Exercise details
Report how many lines contain the word "structured", with no other text.

Dataset rows

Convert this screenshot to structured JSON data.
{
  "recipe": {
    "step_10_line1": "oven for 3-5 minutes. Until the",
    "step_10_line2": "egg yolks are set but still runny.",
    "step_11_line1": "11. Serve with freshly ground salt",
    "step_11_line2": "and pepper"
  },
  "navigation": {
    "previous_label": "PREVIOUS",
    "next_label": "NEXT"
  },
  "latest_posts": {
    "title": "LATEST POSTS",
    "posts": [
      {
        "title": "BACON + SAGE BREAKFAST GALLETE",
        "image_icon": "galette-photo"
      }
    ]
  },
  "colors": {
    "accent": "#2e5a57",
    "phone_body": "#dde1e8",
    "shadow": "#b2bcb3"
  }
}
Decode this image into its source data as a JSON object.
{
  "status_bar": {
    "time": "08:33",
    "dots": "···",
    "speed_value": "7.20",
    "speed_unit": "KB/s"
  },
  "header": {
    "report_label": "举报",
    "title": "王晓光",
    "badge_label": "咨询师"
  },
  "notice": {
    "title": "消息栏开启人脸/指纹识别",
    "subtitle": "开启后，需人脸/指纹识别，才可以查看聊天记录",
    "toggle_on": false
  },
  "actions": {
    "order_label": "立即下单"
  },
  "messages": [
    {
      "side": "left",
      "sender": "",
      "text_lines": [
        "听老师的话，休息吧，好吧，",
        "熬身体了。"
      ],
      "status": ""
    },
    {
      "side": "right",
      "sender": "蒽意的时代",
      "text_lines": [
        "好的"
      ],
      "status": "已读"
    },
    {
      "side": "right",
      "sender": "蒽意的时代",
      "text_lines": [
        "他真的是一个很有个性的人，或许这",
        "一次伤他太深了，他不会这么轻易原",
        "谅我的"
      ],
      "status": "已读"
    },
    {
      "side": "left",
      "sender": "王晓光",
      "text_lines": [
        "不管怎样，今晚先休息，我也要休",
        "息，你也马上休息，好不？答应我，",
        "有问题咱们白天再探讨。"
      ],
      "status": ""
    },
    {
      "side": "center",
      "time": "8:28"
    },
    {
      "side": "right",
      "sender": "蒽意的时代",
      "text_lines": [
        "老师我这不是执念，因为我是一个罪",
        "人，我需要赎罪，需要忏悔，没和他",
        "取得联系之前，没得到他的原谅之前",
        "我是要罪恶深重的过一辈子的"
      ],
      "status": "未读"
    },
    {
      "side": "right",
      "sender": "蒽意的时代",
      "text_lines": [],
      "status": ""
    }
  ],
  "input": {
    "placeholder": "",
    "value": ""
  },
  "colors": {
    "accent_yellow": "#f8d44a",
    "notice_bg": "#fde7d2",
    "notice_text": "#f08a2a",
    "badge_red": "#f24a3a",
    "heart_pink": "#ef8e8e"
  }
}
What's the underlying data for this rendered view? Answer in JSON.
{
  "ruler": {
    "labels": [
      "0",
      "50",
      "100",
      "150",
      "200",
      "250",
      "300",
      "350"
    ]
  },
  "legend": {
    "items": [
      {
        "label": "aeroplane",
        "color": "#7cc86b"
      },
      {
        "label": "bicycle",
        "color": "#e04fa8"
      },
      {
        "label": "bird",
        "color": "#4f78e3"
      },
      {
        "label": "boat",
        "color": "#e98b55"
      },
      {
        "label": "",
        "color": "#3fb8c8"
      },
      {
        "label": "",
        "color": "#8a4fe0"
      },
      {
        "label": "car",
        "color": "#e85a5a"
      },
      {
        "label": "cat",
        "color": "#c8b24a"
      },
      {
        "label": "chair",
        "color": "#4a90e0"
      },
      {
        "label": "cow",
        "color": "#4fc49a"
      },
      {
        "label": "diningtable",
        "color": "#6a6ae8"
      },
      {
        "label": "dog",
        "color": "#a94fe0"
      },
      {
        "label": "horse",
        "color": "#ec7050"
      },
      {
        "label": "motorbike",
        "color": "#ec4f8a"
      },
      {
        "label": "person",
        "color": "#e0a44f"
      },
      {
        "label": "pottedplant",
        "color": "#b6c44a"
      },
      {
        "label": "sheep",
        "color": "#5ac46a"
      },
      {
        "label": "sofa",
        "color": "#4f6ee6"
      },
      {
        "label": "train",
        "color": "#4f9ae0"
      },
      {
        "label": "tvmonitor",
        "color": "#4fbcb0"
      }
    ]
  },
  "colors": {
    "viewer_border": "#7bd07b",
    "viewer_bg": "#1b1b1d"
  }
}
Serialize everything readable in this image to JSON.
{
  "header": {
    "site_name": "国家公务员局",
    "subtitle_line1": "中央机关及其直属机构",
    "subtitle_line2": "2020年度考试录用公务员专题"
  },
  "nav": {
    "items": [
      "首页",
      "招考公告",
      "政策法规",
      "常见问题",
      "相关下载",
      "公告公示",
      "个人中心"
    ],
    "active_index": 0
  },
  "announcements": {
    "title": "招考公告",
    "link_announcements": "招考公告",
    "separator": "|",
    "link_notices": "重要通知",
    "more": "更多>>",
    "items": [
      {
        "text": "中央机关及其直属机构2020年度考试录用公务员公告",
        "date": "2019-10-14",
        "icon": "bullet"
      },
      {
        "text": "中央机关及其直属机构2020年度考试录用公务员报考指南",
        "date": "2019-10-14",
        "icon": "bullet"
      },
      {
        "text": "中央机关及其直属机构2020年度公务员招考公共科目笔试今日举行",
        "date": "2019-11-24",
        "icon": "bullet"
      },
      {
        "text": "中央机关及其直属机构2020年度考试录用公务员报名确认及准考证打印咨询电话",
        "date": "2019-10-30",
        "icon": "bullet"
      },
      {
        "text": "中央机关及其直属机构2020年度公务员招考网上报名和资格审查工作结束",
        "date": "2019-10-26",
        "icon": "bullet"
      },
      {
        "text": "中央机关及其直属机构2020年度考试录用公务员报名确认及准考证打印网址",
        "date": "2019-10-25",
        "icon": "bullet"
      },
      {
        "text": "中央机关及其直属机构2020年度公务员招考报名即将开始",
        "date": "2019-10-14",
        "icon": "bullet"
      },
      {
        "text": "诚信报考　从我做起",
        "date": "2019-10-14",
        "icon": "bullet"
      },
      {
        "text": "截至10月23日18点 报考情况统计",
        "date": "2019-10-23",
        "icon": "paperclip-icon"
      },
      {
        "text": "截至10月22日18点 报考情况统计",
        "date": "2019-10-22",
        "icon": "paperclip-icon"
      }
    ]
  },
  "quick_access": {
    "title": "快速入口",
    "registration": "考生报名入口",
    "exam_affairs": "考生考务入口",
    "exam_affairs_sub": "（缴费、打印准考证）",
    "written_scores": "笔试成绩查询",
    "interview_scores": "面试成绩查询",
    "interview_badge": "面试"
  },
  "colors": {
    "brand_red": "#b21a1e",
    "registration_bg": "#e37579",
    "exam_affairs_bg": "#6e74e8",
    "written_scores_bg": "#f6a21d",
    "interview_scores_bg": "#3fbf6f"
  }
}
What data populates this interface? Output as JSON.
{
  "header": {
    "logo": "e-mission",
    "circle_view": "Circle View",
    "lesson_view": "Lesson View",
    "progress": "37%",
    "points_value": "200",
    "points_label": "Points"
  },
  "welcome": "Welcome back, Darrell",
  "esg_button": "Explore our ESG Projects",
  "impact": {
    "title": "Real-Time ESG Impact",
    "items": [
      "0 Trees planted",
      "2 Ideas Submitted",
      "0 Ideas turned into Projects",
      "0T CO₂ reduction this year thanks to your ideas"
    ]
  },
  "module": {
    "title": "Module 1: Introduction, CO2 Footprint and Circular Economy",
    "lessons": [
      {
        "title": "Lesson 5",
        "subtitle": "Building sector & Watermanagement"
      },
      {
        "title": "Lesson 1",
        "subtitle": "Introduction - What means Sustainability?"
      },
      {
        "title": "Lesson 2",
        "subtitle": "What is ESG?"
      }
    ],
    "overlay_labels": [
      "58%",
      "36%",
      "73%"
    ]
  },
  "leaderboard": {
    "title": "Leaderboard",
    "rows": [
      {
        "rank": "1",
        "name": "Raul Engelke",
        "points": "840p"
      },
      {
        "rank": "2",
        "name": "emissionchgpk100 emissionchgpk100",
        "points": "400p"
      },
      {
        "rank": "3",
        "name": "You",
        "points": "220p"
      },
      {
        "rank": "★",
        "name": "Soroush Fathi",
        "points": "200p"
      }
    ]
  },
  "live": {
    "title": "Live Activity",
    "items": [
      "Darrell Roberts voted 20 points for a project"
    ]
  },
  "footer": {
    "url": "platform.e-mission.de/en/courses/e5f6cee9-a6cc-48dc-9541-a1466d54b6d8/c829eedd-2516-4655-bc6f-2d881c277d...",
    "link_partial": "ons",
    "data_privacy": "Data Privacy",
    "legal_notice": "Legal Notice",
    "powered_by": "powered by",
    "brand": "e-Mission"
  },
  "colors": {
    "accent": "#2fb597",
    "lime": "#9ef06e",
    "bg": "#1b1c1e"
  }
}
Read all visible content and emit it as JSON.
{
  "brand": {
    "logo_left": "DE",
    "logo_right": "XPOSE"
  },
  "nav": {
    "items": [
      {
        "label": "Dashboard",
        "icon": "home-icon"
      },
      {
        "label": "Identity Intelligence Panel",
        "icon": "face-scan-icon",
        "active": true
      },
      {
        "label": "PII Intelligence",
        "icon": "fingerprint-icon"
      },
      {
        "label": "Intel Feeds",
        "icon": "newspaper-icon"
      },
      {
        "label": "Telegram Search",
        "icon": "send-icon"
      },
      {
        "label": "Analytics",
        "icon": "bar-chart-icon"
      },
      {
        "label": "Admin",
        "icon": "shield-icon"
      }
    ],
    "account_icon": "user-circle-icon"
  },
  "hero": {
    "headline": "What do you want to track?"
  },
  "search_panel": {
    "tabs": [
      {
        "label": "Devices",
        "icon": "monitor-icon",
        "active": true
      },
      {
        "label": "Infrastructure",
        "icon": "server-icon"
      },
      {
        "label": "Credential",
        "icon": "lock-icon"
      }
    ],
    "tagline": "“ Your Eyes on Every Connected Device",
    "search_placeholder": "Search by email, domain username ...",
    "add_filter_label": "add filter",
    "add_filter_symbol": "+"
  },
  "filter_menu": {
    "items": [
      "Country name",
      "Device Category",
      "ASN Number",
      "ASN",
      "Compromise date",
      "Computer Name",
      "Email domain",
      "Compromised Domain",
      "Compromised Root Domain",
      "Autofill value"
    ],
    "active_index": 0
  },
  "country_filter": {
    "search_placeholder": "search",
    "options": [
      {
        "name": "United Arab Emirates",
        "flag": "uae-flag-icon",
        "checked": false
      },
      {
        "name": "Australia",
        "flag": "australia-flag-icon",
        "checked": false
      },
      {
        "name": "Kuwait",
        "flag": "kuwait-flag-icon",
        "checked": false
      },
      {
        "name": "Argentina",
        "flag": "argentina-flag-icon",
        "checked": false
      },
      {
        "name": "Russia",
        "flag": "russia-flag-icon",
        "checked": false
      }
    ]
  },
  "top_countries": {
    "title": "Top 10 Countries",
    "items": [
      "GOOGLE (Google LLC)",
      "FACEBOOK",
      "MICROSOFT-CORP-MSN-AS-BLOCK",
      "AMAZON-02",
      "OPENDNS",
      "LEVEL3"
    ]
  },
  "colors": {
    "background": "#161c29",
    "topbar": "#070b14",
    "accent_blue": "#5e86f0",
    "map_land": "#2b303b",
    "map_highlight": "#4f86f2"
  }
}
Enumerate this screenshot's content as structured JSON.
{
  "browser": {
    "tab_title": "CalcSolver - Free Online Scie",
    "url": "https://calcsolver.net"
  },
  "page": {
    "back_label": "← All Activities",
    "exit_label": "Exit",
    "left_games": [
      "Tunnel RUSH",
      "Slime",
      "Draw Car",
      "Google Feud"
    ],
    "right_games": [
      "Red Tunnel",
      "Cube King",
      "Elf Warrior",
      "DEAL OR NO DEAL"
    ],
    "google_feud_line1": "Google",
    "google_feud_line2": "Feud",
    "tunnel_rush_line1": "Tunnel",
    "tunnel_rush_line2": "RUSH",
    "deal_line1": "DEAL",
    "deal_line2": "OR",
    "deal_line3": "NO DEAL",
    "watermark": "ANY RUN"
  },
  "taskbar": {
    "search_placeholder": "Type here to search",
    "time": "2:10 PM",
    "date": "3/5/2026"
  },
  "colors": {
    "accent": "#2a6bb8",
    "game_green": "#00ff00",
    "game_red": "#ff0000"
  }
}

Output
2